WRITTEN TASK
Your task is to give the listing below back word for word, pictures excluded.

(begin)

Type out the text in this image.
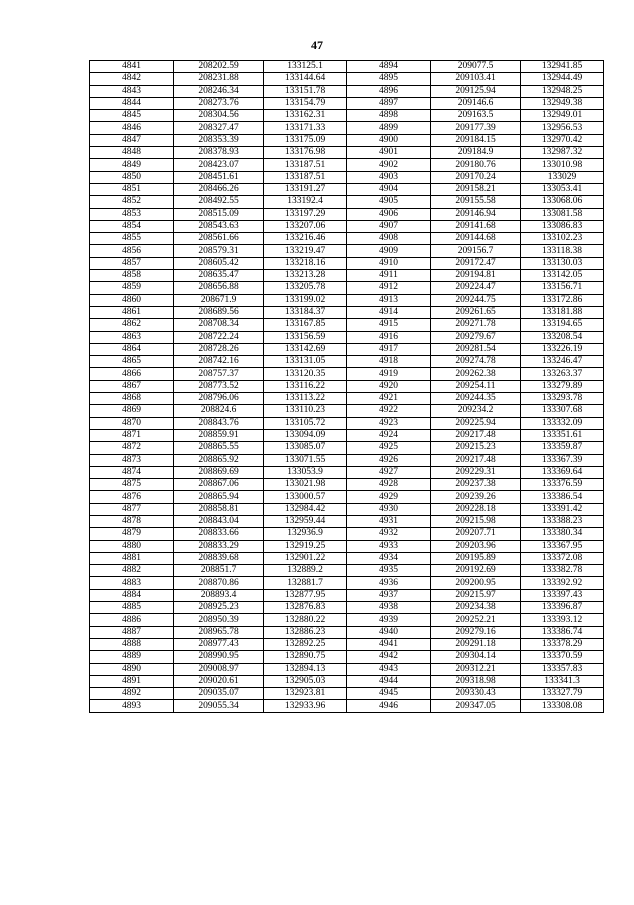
47
4841	208202.59	133125.1	4894	209077.5	132941.85
4842	208231.88	133144.64	4895	209103.41	132944.49
4843	208246.34	133151.78	4896	209125.94	132948.25
4844	208273.76	133154.79	4897	209146.6	132949.38
4845	208304.56	133162.31	4898	209163.5	132949.01
4846	208327.47	133171.33	4899	209177.39	132956.53
4847	208353.39	133175.09	4900	209184.15	132970.42
4848	208378.93	133176.98	4901	209184.9	132987.32
4849	208423.07	133187.51	4902	209180.76	133010.98
4850	208451.61	133187.51	4903	209170.24	133029
4851	208466.26	133191.27	4904	209158.21	133053.41
4852	208492.55	133192.4	4905	209155.58	133068.06
4853	208515.09	133197.29	4906	209146.94	133081.58
4854	208543.63	133207.06	4907	209141.68	133086.83
4855	208561.66	133216.46	4908	209144.68	133102.23
4856	208579.31	133219.47	4909	209156.7	133118.38
4857	208605.42	133218.16	4910	209172.47	133130.03
4858	208635.47	133213.28	4911	209194.81	133142.05
4859	208656.88	133205.78	4912	209224.47	133156.71
4860	208671.9	133199.02	4913	209244.75	133172.86
4861	208689.56	133184.37	4914	209261.65	133181.88
4862	208708.34	133167.85	4915	209271.78	133194.65
4863	208722.24	133156.59	4916	209279.67	133208.54
4864	208728.26	133142.69	4917	209281.54	133226.19
4865	208742.16	133131.05	4918	209274.78	133246.47
4866	208757.37	133120.35	4919	209262.38	133263.37
4867	208773.52	133116.22	4920	209254.11	133279.89
4868	208796.06	133113.22	4921	209244.35	133293.78
4869	208824.6	133110.23	4922	209234.2	133307.68
4870	208843.76	133105.72	4923	209225.94	133332.09
4871	208859.91	133094.09	4924	209217.48	133351.61
4872	208865.55	133085.07	4925	209215.23	133359.87
4873	208865.92	133071.55	4926	209217.48	133367.39
4874	208869.69	133053.9	4927	209229.31	133369.64
4875	208867.06	133021.98	4928	209237.38	133376.59
4876	208865.94	133000.57	4929	209239.26	133386.54
4877	208858.81	132984.42	4930	209228.18	133391.42
4878	208843.04	132959.44	4931	209215.98	133388.23
4879	208833.66	132936.9	4932	209207.71	133380.34
4880	208833.29	132919.25	4933	209203.96	133367.95
4881	208839.68	132901.22	4934	209195.89	133372.08
4882	208851.7	132889.2	4935	209192.69	133382.78
4883	208870.86	132881.7	4936	209200.95	133392.92
4884	208893.4	132877.95	4937	209215.97	133397.43
4885	208925.23	132876.83	4938	209234.38	133396.87
4886	208950.39	132880.22	4939	209252.21	133393.12
4887	208965.78	132886.23	4940	209279.16	133386.74
4888	208977.43	132892.25	4941	209291.18	133378.29
4889	208990.95	132890.75	4942	209304.14	133370.59
4890	209008.97	132894.13	4943	209312.21	133357.83
4891	209020.61	132905.03	4944	209318.98	133341.3
4892	209035.07	132923.81	4945	209330.43	133327.79
4893	209055.34	132933.96	4946	209347.05	133308.08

(end)

OUTPUT BELOW
Type out the text in this image.
47
4841	208202.59	133125.1	4894	209077.5	132941.85
4842	208231.88	133144.64	4895	209103.41	132944.49
4843	208246.34	133151.78	4896	209125.94	132948.25
4844	208273.76	133154.79	4897	209146.6	132949.38
4845	208304.56	133162.31	4898	209163.5	132949.01
4846	208327.47	133171.33	4899	209177.39	132956.53
4847	208353.39	133175.09	4900	209184.15	132970.42
4848	208378.93	133176.98	4901	209184.9	132987.32
4849	208423.07	133187.51	4902	209180.76	133010.98
4850	208451.61	133187.51	4903	209170.24	133029
4851	208466.26	133191.27	4904	209158.21	133053.41
4852	208492.55	133192.4	4905	209155.58	133068.06
4853	208515.09	133197.29	4906	209146.94	133081.58
4854	208543.63	133207.06	4907	209141.68	133086.83
4855	208561.66	133216.46	4908	209144.68	133102.23
4856	208579.31	133219.47	4909	209156.7	133118.38
4857	208605.42	133218.16	4910	209172.47	133130.03
4858	208635.47	133213.28	4911	209194.81	133142.05
4859	208656.88	133205.78	4912	209224.47	133156.71
4860	208671.9	133199.02	4913	209244.75	133172.86
4861	208689.56	133184.37	4914	209261.65	133181.88
4862	208708.34	133167.85	4915	209271.78	133194.65
4863	208722.24	133156.59	4916	209279.67	133208.54
4864	208728.26	133142.69	4917	209281.54	133226.19
4865	208742.16	133131.05	4918	209274.78	133246.47
4866	208757.37	133120.35	4919	209262.38	133263.37
4867	208773.52	133116.22	4920	209254.11	133279.89
4868	208796.06	133113.22	4921	209244.35	133293.78
4869	208824.6	133110.23	4922	209234.2	133307.68
4870	208843.76	133105.72	4923	209225.94	133332.09
4871	208859.91	133094.09	4924	209217.48	133351.61
4872	208865.55	133085.07	4925	209215.23	133359.87
4873	208865.92	133071.55	4926	209217.48	133367.39
4874	208869.69	133053.9	4927	209229.31	133369.64
4875	208867.06	133021.98	4928	209237.38	133376.59
4876	208865.94	133000.57	4929	209239.26	133386.54
4877	208858.81	132984.42	4930	209228.18	133391.42
4878	208843.04	132959.44	4931	209215.98	133388.23
4879	208833.66	132936.9	4932	209207.71	133380.34
4880	208833.29	132919.25	4933	209203.96	133367.95
4881	208839.68	132901.22	4934	209195.89	133372.08
4882	208851.7	132889.2	4935	209192.69	133382.78
4883	208870.86	132881.7	4936	209200.95	133392.92
4884	208893.4	132877.95	4937	209215.97	133397.43
4885	208925.23	132876.83	4938	209234.38	133396.87
4886	208950.39	132880.22	4939	209252.21	133393.12
4887	208965.78	132886.23	4940	209279.16	133386.74
4888	208977.43	132892.25	4941	209291.18	133378.29
4889	208990.95	132890.75	4942	209304.14	133370.59
4890	209008.97	132894.13	4943	209312.21	133357.83
4891	209020.61	132905.03	4944	209318.98	133341.3
4892	209035.07	132923.81	4945	209330.43	133327.79
4893	209055.34	132933.96	4946	209347.05	133308.08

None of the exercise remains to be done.